**Collected data:**
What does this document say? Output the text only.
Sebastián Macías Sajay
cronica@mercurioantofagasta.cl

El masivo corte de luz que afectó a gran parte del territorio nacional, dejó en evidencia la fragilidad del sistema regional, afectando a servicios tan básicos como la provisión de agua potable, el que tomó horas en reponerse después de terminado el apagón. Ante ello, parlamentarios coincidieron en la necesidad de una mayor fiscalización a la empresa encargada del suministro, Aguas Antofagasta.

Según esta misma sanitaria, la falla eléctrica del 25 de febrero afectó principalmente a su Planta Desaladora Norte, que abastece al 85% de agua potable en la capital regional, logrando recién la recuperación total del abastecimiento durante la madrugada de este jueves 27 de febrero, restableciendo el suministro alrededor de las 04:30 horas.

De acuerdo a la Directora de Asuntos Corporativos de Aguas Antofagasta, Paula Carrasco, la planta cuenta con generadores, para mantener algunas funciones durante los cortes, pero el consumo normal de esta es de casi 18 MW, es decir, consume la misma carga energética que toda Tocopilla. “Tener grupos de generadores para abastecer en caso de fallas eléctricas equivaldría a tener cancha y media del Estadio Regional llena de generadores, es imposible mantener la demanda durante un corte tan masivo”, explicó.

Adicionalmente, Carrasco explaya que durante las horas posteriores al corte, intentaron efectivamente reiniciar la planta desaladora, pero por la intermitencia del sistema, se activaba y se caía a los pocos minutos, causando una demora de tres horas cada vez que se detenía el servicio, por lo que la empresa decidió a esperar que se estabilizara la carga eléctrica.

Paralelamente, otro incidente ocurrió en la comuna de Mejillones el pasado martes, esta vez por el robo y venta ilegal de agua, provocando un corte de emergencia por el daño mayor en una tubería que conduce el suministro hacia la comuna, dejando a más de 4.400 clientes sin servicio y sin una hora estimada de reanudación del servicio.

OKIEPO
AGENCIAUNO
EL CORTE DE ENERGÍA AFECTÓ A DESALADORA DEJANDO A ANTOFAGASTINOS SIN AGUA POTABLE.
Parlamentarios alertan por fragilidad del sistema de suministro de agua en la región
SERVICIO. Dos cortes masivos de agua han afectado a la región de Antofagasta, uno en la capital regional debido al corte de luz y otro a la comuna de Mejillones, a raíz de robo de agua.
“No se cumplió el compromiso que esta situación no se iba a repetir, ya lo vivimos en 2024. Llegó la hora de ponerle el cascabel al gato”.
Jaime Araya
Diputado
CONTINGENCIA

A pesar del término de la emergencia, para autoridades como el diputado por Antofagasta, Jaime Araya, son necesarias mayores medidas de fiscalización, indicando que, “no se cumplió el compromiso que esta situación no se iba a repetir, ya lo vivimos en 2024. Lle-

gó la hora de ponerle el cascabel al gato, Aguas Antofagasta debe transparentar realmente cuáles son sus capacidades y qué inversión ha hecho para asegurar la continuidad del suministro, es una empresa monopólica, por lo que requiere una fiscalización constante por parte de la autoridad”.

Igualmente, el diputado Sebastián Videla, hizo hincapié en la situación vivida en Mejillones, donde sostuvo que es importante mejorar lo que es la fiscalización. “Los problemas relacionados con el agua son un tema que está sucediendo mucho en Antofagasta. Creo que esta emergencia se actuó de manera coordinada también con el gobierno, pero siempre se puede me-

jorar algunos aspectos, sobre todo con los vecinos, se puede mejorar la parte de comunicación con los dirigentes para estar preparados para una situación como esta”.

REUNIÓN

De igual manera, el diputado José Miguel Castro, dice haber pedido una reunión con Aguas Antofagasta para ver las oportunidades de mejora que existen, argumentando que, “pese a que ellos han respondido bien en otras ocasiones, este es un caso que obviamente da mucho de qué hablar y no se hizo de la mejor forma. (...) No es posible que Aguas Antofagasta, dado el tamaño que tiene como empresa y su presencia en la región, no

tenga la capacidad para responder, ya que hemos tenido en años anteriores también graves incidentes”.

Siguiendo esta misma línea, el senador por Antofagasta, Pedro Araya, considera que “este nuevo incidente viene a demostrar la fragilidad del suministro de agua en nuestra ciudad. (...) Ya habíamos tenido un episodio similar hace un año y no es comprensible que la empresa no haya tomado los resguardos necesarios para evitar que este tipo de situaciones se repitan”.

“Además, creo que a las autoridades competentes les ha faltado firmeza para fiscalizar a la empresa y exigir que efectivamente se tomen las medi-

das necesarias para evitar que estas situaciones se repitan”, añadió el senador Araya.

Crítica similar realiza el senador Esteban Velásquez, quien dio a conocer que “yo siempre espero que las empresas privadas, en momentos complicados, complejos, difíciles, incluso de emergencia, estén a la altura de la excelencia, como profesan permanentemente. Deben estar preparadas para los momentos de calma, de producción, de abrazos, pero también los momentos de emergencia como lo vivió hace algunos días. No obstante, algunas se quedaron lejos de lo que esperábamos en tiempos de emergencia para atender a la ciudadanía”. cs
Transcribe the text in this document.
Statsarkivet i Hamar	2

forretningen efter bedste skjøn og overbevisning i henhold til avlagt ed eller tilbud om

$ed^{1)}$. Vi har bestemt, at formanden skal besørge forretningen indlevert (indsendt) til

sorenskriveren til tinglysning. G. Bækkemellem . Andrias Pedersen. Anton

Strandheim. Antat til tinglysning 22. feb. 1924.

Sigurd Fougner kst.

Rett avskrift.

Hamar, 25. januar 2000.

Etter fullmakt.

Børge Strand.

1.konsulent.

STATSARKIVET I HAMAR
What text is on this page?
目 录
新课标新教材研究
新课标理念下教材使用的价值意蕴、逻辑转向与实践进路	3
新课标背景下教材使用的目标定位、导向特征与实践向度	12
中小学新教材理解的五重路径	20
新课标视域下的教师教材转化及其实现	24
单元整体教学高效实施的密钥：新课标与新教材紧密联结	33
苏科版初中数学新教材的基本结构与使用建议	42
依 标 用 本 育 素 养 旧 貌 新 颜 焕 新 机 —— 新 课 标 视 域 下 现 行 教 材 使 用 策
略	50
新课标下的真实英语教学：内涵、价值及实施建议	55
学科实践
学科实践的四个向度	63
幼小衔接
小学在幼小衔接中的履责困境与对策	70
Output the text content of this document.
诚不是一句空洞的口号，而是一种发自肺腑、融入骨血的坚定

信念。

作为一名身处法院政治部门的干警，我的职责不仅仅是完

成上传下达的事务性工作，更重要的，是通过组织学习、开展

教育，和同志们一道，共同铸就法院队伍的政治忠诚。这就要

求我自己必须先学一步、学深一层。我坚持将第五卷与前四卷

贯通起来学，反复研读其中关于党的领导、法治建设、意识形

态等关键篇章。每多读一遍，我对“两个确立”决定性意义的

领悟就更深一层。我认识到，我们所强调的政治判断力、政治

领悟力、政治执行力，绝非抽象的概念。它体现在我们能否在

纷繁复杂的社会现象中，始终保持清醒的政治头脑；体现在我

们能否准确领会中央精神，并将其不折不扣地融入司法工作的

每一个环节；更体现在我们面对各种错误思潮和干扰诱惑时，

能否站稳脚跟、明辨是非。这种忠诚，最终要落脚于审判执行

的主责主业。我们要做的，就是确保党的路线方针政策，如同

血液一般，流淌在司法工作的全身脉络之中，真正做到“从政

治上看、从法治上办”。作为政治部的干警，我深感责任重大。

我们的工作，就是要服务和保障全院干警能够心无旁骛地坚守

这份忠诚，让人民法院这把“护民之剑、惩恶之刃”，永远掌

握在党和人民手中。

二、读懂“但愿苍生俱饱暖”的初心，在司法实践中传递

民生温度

**Problem:** Restate the final lines of the listing above word for word, beginning at the line that contains "Output the text content of this document.".

**Answer for this exercise:**
Output the text content of this document.
诚不是一句空洞的口号，而是一种发自肺腑、融入骨血的坚定

信念。

作为一名身处法院政治部门的干警，我的职责不仅仅是完

成上传下达的事务性工作，更重要的，是通过组织学习、开展

教育，和同志们一道，共同铸就法院队伍的政治忠诚。这就要

求我自己必须先学一步、学深一层。我坚持将第五卷与前四卷

贯通起来学，反复研读其中关于党的领导、法治建设、意识形

态等关键篇章。每多读一遍，我对“两个确立”决定性意义的

领悟就更深一层。我认识到，我们所强调的政治判断力、政治

领悟力、政治执行力，绝非抽象的概念。它体现在我们能否在

纷繁复杂的社会现象中，始终保持清醒的政治头脑；体现在我

们能否准确领会中央精神，并将其不折不扣地融入司法工作的

每一个环节；更体现在我们面对各种错误思潮和干扰诱惑时，

能否站稳脚跟、明辨是非。这种忠诚，最终要落脚于审判执行

的主责主业。我们要做的，就是确保党的路线方针政策，如同

血液一般，流淌在司法工作的全身脉络之中，真正做到“从政

治上看、从法治上办”。作为政治部的干警，我深感责任重大。

我们的工作，就是要服务和保障全院干警能够心无旁骛地坚守

这份忠诚，让人民法院这把“护民之剑、惩恶之刃”，永远掌

握在党和人民手中。

二、读懂“但愿苍生俱饱暖”的初心，在司法实践中传递

民生温度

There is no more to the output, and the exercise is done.